Task to carry out:
Across the entries below, count the lines in which the word "Dissemination" occurs. Reply with the count alone.

Material for this task:
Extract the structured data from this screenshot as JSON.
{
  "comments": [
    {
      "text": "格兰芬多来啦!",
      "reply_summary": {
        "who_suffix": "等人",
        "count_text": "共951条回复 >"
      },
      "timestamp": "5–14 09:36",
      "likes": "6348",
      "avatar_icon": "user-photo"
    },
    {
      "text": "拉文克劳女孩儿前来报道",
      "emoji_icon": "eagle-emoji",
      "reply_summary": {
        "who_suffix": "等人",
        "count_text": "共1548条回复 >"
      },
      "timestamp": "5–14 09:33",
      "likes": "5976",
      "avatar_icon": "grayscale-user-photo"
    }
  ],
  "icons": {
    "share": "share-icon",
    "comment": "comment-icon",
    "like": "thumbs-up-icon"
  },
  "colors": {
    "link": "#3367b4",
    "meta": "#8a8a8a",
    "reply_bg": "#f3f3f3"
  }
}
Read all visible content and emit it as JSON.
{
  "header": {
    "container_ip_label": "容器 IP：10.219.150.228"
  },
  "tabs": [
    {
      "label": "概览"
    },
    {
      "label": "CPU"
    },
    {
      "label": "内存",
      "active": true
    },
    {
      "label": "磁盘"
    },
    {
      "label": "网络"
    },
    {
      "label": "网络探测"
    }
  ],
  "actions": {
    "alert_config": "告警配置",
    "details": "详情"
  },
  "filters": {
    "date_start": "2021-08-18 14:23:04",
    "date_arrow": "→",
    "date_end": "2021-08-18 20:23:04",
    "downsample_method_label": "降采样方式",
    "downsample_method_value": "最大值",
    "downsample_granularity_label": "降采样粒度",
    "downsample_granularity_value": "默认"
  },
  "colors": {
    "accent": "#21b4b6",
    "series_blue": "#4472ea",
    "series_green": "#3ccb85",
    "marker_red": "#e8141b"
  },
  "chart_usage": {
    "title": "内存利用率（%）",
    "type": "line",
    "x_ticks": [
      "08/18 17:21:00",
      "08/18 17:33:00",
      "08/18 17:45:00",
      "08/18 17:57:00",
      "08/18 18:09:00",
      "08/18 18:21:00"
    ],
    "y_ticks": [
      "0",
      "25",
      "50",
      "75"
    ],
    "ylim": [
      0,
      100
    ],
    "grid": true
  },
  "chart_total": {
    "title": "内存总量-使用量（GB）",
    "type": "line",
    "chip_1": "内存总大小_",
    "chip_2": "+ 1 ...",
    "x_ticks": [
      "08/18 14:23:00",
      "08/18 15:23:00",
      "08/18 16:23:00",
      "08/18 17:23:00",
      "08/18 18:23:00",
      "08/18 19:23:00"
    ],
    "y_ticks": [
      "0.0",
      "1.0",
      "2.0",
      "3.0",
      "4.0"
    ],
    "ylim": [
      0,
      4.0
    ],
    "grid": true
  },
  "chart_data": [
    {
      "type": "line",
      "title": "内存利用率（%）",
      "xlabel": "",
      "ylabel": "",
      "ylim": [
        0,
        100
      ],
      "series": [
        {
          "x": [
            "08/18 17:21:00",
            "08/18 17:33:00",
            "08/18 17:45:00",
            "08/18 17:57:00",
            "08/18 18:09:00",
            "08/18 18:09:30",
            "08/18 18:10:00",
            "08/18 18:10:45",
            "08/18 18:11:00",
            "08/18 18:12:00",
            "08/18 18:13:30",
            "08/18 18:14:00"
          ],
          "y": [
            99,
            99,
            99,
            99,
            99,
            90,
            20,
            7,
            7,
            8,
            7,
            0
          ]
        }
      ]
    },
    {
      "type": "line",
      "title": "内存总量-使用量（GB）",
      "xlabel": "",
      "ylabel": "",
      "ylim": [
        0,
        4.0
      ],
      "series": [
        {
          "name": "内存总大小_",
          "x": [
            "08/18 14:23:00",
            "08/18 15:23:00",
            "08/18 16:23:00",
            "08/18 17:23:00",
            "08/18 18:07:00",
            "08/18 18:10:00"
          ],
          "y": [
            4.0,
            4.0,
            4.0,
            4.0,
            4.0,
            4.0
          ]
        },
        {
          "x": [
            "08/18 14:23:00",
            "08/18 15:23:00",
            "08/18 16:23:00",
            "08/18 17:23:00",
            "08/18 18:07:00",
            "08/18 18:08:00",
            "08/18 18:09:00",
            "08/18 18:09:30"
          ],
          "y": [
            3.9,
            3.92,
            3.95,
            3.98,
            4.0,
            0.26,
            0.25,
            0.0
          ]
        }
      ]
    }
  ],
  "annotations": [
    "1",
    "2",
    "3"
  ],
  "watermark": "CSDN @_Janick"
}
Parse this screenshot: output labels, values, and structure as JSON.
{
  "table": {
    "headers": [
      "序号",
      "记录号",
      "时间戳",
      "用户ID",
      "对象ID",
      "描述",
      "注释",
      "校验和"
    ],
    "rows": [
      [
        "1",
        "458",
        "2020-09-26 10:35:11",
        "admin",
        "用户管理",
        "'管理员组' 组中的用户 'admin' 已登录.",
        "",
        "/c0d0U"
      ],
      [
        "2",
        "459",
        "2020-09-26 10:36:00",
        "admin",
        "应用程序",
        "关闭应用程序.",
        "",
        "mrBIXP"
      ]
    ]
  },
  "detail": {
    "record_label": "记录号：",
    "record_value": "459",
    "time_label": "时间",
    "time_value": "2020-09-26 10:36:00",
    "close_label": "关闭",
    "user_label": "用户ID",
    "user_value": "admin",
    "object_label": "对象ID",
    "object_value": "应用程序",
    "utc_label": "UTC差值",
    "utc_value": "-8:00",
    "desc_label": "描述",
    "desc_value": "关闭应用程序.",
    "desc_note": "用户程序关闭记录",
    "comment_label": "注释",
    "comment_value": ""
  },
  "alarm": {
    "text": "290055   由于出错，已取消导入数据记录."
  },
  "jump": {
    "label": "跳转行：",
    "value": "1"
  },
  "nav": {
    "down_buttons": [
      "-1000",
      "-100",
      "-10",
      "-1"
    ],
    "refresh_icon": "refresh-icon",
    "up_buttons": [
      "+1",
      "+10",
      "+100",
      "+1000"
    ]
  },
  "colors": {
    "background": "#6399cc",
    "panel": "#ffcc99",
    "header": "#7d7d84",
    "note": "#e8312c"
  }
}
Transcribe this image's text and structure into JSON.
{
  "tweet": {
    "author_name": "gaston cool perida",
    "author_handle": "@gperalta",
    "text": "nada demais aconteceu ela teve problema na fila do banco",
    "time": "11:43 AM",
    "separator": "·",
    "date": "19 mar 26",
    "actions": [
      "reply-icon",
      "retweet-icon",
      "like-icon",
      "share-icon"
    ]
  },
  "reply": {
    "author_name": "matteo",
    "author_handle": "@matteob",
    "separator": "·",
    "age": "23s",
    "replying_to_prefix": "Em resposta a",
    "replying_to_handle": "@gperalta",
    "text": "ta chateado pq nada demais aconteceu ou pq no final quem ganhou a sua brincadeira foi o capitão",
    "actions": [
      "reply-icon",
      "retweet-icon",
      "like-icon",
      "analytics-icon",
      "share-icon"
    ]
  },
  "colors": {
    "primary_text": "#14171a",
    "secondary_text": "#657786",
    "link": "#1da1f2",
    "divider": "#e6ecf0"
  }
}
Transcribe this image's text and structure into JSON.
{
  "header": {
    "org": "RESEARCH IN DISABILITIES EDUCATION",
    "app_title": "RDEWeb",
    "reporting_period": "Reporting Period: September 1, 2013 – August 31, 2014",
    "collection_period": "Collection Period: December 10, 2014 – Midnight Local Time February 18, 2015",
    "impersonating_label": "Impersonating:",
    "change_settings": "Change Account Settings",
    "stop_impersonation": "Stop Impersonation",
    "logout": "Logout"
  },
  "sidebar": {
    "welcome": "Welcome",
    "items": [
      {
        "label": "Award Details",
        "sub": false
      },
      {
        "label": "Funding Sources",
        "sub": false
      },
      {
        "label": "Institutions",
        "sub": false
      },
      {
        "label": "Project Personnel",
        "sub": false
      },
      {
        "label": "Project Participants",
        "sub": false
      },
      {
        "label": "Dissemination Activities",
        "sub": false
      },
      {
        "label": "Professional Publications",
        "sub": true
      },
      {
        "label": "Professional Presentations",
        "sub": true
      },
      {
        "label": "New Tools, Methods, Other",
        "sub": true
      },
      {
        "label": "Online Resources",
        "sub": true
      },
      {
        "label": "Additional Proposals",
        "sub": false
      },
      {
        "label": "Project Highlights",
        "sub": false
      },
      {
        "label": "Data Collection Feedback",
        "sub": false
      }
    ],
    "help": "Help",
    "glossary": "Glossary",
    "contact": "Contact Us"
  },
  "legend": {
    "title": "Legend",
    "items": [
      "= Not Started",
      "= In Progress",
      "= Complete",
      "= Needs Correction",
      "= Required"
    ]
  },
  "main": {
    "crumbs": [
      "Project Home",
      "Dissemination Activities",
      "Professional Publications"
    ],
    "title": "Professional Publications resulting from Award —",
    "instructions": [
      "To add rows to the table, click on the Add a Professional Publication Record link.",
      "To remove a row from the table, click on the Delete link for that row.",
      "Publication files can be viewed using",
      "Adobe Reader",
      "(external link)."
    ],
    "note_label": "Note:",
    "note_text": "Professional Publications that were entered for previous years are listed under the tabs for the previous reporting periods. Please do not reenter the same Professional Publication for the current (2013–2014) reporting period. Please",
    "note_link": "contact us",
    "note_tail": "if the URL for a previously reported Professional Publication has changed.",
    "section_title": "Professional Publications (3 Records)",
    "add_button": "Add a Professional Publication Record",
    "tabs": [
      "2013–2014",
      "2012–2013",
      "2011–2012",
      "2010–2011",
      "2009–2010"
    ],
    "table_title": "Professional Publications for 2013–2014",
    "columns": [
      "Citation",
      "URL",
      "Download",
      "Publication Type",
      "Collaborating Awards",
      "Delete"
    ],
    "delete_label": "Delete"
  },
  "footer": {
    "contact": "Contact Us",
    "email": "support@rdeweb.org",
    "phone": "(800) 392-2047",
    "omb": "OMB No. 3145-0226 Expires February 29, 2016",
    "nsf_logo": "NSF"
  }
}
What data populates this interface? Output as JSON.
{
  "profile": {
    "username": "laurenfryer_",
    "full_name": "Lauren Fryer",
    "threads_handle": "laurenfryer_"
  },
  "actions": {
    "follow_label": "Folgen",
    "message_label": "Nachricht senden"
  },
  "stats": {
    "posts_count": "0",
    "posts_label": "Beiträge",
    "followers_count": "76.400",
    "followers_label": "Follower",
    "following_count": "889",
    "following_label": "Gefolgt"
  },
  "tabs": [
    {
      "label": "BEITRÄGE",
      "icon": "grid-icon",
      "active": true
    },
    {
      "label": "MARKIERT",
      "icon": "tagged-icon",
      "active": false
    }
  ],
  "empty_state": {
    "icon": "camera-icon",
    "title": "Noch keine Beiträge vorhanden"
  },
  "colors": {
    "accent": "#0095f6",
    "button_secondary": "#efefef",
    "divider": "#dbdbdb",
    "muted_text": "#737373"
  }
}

The output:
2